Job → Write out the records word for word, with no pictures.

-------- Records to use --------

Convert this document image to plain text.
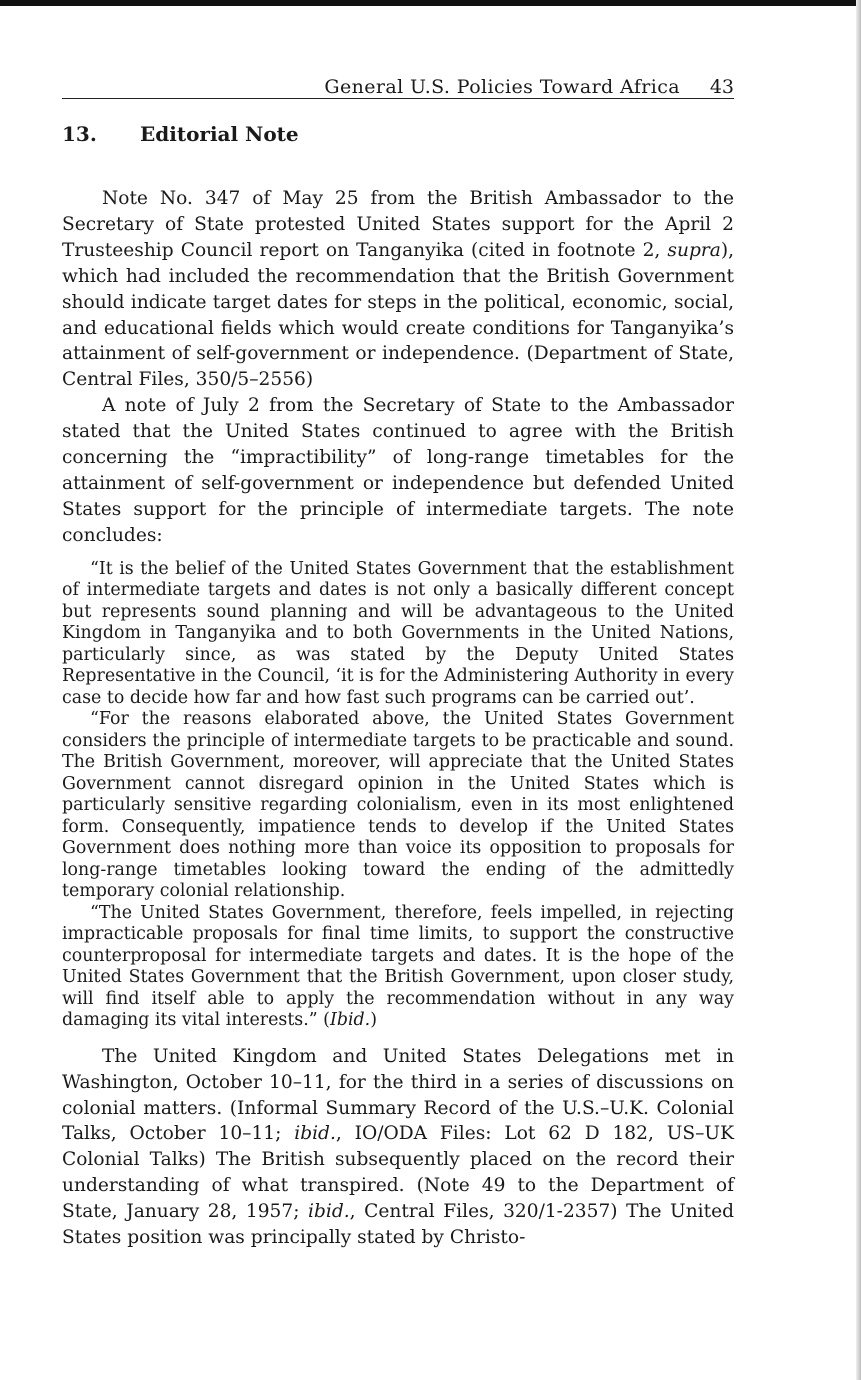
General U.S. Policies Toward Africa 43
13. Editorial Note

Note No. 347 of May 25 from the British Ambassador to the Secretary of State protested United States support for the April 2 Trusteeship Council report on Tanganyika (cited in footnote 2, supra), which had included the recommendation that the British Government should indicate target dates for steps in the political, economic, social, and educational fields which would create conditions for Tanganyika’s attainment of self-government or independence. (Department of State, Central Files, 350/5–2556)

A note of July 2 from the Secretary of State to the Ambassador stated that the United States continued to agree with the British concerning the “impractibility” of long-range timetables for the attainment of self-government or independence but defended United States support for the principle of intermediate targets. The note concludes:

“It is the belief of the United States Government that the establishment of intermediate targets and dates is not only a basically different concept but represents sound planning and will be advantageous to the United Kingdom in Tanganyika and to both Governments in the United Nations, particularly since, as was stated by the Deputy United States Representative in the Council, ‘it is for the Administering Authority in every case to decide how far and how fast such programs can be carried out’.

“For the reasons elaborated above, the United States Government considers the principle of intermediate targets to be practicable and sound. The British Government, moreover, will appreciate that the United States Government cannot disregard opinion in the United States which is particularly sensitive regarding colonialism, even in its most enlightened form. Consequently, impatience tends to develop if the United States Government does nothing more than voice its opposition to proposals for long-range timetables looking toward the ending of the admittedly temporary colonial relationship.

“The United States Government, therefore, feels impelled, in rejecting impracticable proposals for final time limits, to support the constructive counterproposal for intermediate targets and dates. It is the hope of the United States Government that the British Government, upon closer study, will find itself able to apply the recommendation without in any way damaging its vital interests.” (Ibid.)

The United Kingdom and United States Delegations met in Washington, October 10–11, for the third in a series of discussions on colonial matters. (Informal Summary Record of the U.S.–U.K. Colonial Talks, October 10–11; ibid., IO/ODA Files: Lot 62 D 182, US–UK Colonial Talks) The British subsequently placed on the record their understanding of what transpired. (Note 49 to the Department of State, January 28, 1957; ibid., Central Files, 320/1-2357) The United States position was principally stated by Christo-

--------

Written reply →
Convert this document image to plain text.
General U.S. Policies Toward Africa 43
13. Editorial Note

Note No. 347 of May 25 from the British Ambassador to the Secretary of State protested United States support for the April 2 Trusteeship Council report on Tanganyika (cited in footnote 2, supra), which had included the recommendation that the British Government should indicate target dates for steps in the political, economic, social, and educational fields which would create conditions for Tanganyika’s attainment of self-government or independence. (Department of State, Central Files, 350/5–2556)

A note of July 2 from the Secretary of State to the Ambassador stated that the United States continued to agree with the British concerning the “impractibility” of long-range timetables for the attainment of self-government or independence but defended United States support for the principle of intermediate targets. The note concludes:

“It is the belief of the United States Government that the establishment of intermediate targets and dates is not only a basically different concept but represents sound planning and will be advantageous to the United Kingdom in Tanganyika and to both Governments in the United Nations, particularly since, as was stated by the Deputy United States Representative in the Council, ‘it is for the Administering Authority in every case to decide how far and how fast such programs can be carried out’.

“For the reasons elaborated above, the United States Government considers the principle of intermediate targets to be practicable and sound. The British Government, moreover, will appreciate that the United States Government cannot disregard opinion in the United States which is particularly sensitive regarding colonialism, even in its most enlightened form. Consequently, impatience tends to develop if the United States Government does nothing more than voice its opposition to proposals for long-range timetables looking toward the ending of the admittedly temporary colonial relationship.

“The United States Government, therefore, feels impelled, in rejecting impracticable proposals for final time limits, to support the constructive counterproposal for intermediate targets and dates. It is the hope of the United States Government that the British Government, upon closer study, will find itself able to apply the recommendation without in any way damaging its vital interests.” (Ibid.)

The United Kingdom and United States Delegations met in Washington, October 10–11, for the third in a series of discussions on colonial matters. (Informal Summary Record of the U.S.–U.K. Colonial Talks, October 10–11; ibid., IO/ODA Files: Lot 62 D 182, US–UK Colonial Talks) The British subsequently placed on the record their understanding of what transpired. (Note 49 to the Department of State, January 28, 1957; ibid., Central Files, 320/1-2357) The United States position was principally stated by Christo-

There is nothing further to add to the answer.